start GIVEN ENTRIES
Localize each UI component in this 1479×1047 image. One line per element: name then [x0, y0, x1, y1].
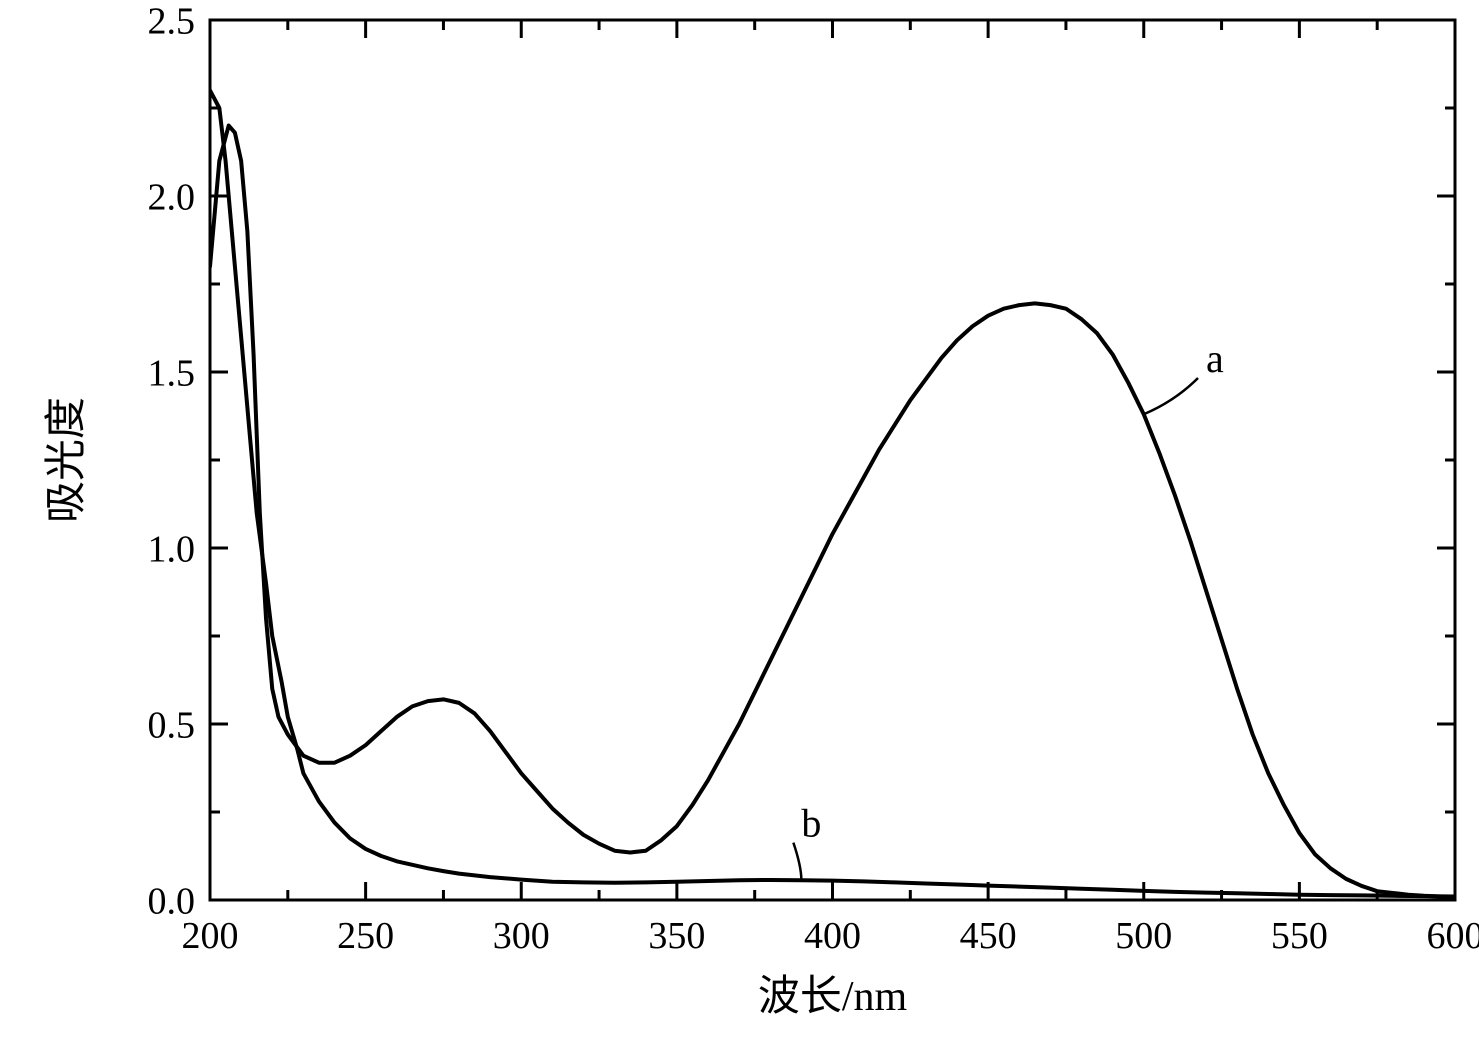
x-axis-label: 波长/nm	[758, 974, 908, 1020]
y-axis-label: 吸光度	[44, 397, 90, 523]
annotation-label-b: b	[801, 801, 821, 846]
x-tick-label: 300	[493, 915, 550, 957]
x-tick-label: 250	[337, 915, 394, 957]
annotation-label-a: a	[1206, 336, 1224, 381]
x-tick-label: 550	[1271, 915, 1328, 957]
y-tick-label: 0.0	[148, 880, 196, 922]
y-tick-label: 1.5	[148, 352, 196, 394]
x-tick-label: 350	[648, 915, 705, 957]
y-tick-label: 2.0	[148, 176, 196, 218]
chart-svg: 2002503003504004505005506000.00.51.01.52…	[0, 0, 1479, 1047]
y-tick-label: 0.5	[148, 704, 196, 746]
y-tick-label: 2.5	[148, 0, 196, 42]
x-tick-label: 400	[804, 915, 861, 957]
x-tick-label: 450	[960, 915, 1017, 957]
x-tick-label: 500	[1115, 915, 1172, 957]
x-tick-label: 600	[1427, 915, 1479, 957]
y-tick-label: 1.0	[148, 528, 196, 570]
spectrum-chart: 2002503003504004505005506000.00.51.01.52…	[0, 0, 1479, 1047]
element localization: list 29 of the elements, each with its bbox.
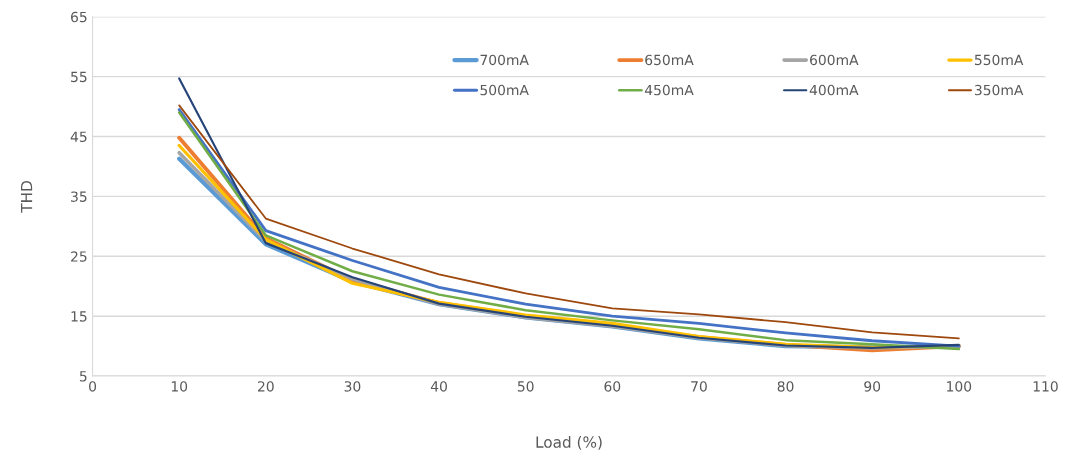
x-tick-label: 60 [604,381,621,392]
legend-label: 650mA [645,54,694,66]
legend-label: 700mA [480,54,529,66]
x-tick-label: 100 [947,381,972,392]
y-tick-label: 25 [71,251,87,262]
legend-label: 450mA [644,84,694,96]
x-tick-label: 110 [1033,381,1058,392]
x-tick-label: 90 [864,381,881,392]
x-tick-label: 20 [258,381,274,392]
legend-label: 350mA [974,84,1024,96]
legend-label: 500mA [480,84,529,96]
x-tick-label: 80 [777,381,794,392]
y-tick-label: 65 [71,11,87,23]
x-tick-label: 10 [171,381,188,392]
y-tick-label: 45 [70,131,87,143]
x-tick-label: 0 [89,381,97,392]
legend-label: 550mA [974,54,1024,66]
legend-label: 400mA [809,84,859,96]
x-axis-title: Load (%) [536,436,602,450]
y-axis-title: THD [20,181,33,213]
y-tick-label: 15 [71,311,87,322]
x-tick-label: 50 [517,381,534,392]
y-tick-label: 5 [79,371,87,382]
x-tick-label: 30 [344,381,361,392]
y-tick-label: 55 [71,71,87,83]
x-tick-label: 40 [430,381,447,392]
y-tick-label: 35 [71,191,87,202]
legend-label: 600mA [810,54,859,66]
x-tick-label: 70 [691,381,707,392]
end GIVEN ENTRIES
** GIVEN INSTRUCTION **
Retype all of these lines exactly, leaving out the pictures.

** OUTPUT FOR THIS EXERCISE **
Localize each UI component in this 1479×1047 image. One line per element: name then [x0, y0, x1, y1].
x-axis-label: 波长/nm	[758, 974, 908, 1020]
y-axis-label: 吸光度	[44, 397, 90, 523]
annotation-label-b: b	[801, 801, 821, 846]
x-tick-label: 300	[493, 915, 550, 957]
x-tick-label: 250	[337, 915, 394, 957]
annotation-label-a: a	[1206, 336, 1224, 381]
x-tick-label: 550	[1271, 915, 1328, 957]
y-tick-label: 0.0	[148, 880, 196, 922]
y-tick-label: 1.5	[148, 352, 196, 394]
x-tick-label: 350	[648, 915, 705, 957]
y-tick-label: 2.0	[148, 176, 196, 218]
chart-svg: 2002503003504004505005506000.00.51.01.52…	[0, 0, 1479, 1047]
y-tick-label: 0.5	[148, 704, 196, 746]
y-tick-label: 2.5	[148, 0, 196, 42]
x-tick-label: 400	[804, 915, 861, 957]
x-tick-label: 450	[960, 915, 1017, 957]
x-tick-label: 500	[1115, 915, 1172, 957]
x-tick-label: 600	[1427, 915, 1479, 957]
y-tick-label: 1.0	[148, 528, 196, 570]
spectrum-chart: 2002503003504004505005506000.00.51.01.52…	[0, 0, 1479, 1047]
element localization: list 29 of the elements, each with its bbox.
x-tick-label: 60 [604,381,621,392]
legend-label: 650mA [645,54,694,66]
legend-label: 700mA [480,54,529,66]
x-tick-label: 100 [947,381,972,392]
y-tick-label: 25 [71,251,87,262]
legend-label: 450mA [644,84,694,96]
x-tick-label: 110 [1033,381,1058,392]
x-tick-label: 90 [864,381,881,392]
x-tick-label: 20 [258,381,274,392]
legend-label: 350mA [974,84,1024,96]
legend-label: 500mA [480,84,529,96]
x-tick-label: 80 [777,381,794,392]
y-tick-label: 65 [71,11,87,23]
x-tick-label: 10 [171,381,188,392]
y-tick-label: 45 [70,131,87,143]
x-tick-label: 0 [89,381,97,392]
legend-label: 550mA [974,54,1024,66]
legend-label: 400mA [809,84,859,96]
x-axis-title: Load (%) [536,436,602,450]
y-axis-title: THD [20,181,33,213]
y-tick-label: 15 [71,311,87,322]
x-tick-label: 50 [517,381,534,392]
y-tick-label: 5 [79,371,87,382]
x-tick-label: 30 [344,381,361,392]
y-tick-label: 55 [71,71,87,83]
x-tick-label: 40 [430,381,447,392]
y-tick-label: 35 [71,191,87,202]
legend-label: 600mA [810,54,859,66]
x-tick-label: 70 [691,381,707,392]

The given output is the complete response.